(TASK INSTRUCTIONS): The expected response is a copy of every line in the entries below that includes the word "millones".

(RECORDS PROVIDED):
+---+

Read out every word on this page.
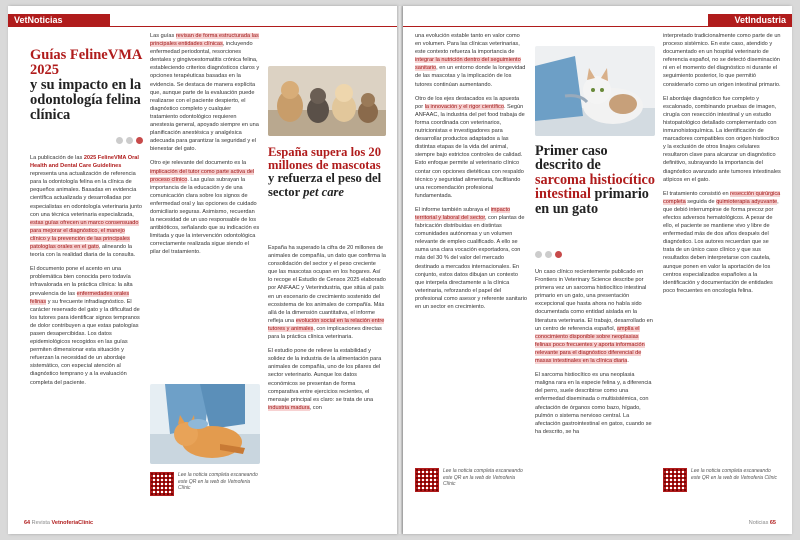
VetNoticias
Guías FelineVMA 2025
y su impacto en la odontología felina clínica

La publicación de las 2025 FelineVMA Oral Health and Dental Care Guidelines representa una actualización de referencia para la odontología felina en la clínica de pequeños animales. Basadas en evidencia científica actualizada y desarrolladas por especialistas en odontología veterinaria junto con una técnica veterinaria especializada, estas guías ofrecen un marco consensuado para mejorar el diagnóstico, el manejo clínico y la prevención de las principales patologías orales en el gato, alineando la teoría con la realidad diaria de la consulta.

El documento pone el acento en una problemática bien conocida pero todavía infravalorada en la práctica clínica: la alta prevalencia de las enfermedades orales felinas y su frecuente infradiagnóstico. El carácter reservado del gato y la dificultad de los tutores para identificar signos tempranos de dolor contribuyen a que estas patologías pasen desapercibidas. Los datos epidemiológicos recogidos en las guías permiten dimensionar esta situación y refuerzan la necesidad de un abordaje sistemático, con especial atención al diagnóstico temprano y a la evaluación completa del paciente.

Las guías revisan de forma estructurada las principales entidades clínicas, incluyendo enfermedad periodontal, resorciones dentales y gingivoestomatitis crónica felina, estableciendo criterios diagnósticos claros y opciones terapéuticas basadas en la evidencia. Se destaca de manera explícita que, aunque parte de la evaluación puede realizarse con el paciente despierto, el diagnóstico completo y cualquier tratamiento odontológico requieren anestesia general, apoyado siempre en una planificación anestésica y analgésica adecuada para garantizar la seguridad y el bienestar del gato.

Otro eje relevante del documento es la implicación del tutor como parte activa del proceso clínico. Las guías subrayan la importancia de la educación y de una comunicación clara sobre los signos de enfermedad oral y las opciones de cuidado domiciliario seguras. Asimismo, recuerdan la necesidad de un uso responsable de los antibióticos, señalando que su indicación es limitada y que la intervención odontológica correctamente realizada sigue siendo el pilar del tratamiento.

Lee la noticia completa escaneando este QR en la web de Vetnoferia Clínic
España supera los 20 millones de mascotas
y refuerza el peso del sector pet care

España ha superado la cifra de 20 millones de animales de compañía, un dato que confirma la consolidación del sector y el peso creciente que las mascotas ocupan en los hogares. Así lo recoge el Estudio de Censos 2025 elaborado por ANFAAC y Veterindustria, que sitúa al país en un escenario de crecimiento sostenido del ecosistema de los animales de compañía. Más allá de la dimensión cuantitativa, el informe refleja una evolución social en la relación entre tutores y animales, con implicaciones directas para la práctica clínica veterinaria.

El estudio pone de relieve la estabilidad y solidez de la industria de la alimentación para animales de compañía, uno de los pilares del sector veterinario. Aunque los datos económicos se presentan de forma comparativa entre ejercicios recientes, el mensaje principal es claro: se trata de una industria madura, con

64 Revista VetnoferiaClínic
VetIndustria

una evolución estable tanto en valor como en volumen. Para las clínicas veterinarias, este contexto refuerza la importancia de integrar la nutrición dentro del seguimiento sanitario, en un entorno donde la longevidad de las mascotas y la implicación de los tutores continúan aumentando.

Otro de los ejes destacados es la apuesta por la innovación y el rigor científico. Según ANFAAC, la industria del pet food trabaja de forma coordinada con veterinarios, nutricionistas e investigadores para desarrollar productos adaptados a las distintas etapas de la vida del animal, siempre bajo estrictos controles de calidad. Esto enfoque permite al veterinario clínico contar con opciones dietéticas con respaldo técnico y seguridad alimentaria, facilitando una recomendación profesional fundamentada.

El informe también subraya el impacto territorial y laboral del sector, con plantas de fabricación distribuidas en distintas comunidades autónomas y un volumen relevante de empleo cualificado. A ello se suma una clara vocación exportadora, con más del 30 % del valor del mercado destinado a mercados internacionales. En conjunto, estos datos dibujan un contexto que interpela directamente a la clínica veterinaria, reforzando el papel del profesional como asesor y referente sanitario en un sector en crecimiento.

Lee la noticia completa escaneando este QR en la web de Vetnoferia Clínic
Primer caso descrito de sarcoma histiocítico intestinal primario en un gato

Un caso clínico recientemente publicado en Frontiers in Veterinary Science describe por primera vez un sarcoma histiocítico intestinal primario en un gato, una presentación excepcional que hasta ahora no había sido documentada como entidad aislada en la literatura veterinaria. El trabajo, desarrollado en un centro de referencia español, amplía el conocimiento disponible sobre neoplasias felinas poco frecuentes y aporta información relevante para el diagnóstico diferencial de masas intestinales en la clínica diaria.

El sarcoma histiocítico es una neoplasia maligna rara en la especie felina y, a diferencia del perro, suele describirse como una enfermedad diseminada o multisistémica, con afectación de órganos como bazo, hígado, pulmón o sistema nervioso central. La afectación gastrointestinal en gatos, cuando se ha descrito, se ha

interpretado tradicionalmente como parte de un proceso sistémico. En este caso, atendido y documentado en un hospital veterinario de referencia español, no se detectó diseminación ni en el momento del diagnóstico ni durante el seguimiento posterior, lo que permitió considerarlo como un origen intestinal primario.

El abordaje diagnóstico fue completo y escalonado, combinando pruebas de imagen, cirugía con resección intestinal y un estudio histopatológico detallado complementado con inmunohistoquímica. La identificación de marcadores compatibles con origen histiocítico y la exclusión de otros linajes celulares resultaron clave para alcanzar un diagnóstico definitivo, subrayando la importancia del diagnóstico avanzado ante tumores intestinales atípicos en el gato.

El tratamiento consistió en resección quirúrgica completa seguida de quimioterapia adyuvante, que debió interrumpirse de forma precoz por efectos adversos hematológicos. A pesar de ello, el paciente se mantiene vivo y libre de enfermedad más de dos años después del diagnóstico. Los autores recuerdan que se trata de un único caso clínico y que sus resultados deben interpretarse con cautela, aunque ponen en valor la aportación de los centros especializados españoles a la identificación y documentación de entidades poco frecuentes en oncología felina.

Lee la noticia completa escaneando este QR en la web de Vetnoferia Clínic
Noticias 65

+---+

(RESPONSE FOR THIS EXERCISE):
España supera los 20 millones de mascotas
España ha superado la cifra de 20 millones de animales de compañía, un dato que confirma la consolidación del sector y el peso creciente que las mascotas ocupan en los hogares. Así lo recoge el Estudio de Censos 2025 elaborado por ANFAAC y Veterindustria, que sitúa al país en un escenario de crecimiento sostenido del ecosistema de los animales de compañía. Más allá de la dimensión cuantitativa, el informe refleja una evolución social en la relación entre tutores y animales, con implicaciones directas para la práctica clínica veterinaria.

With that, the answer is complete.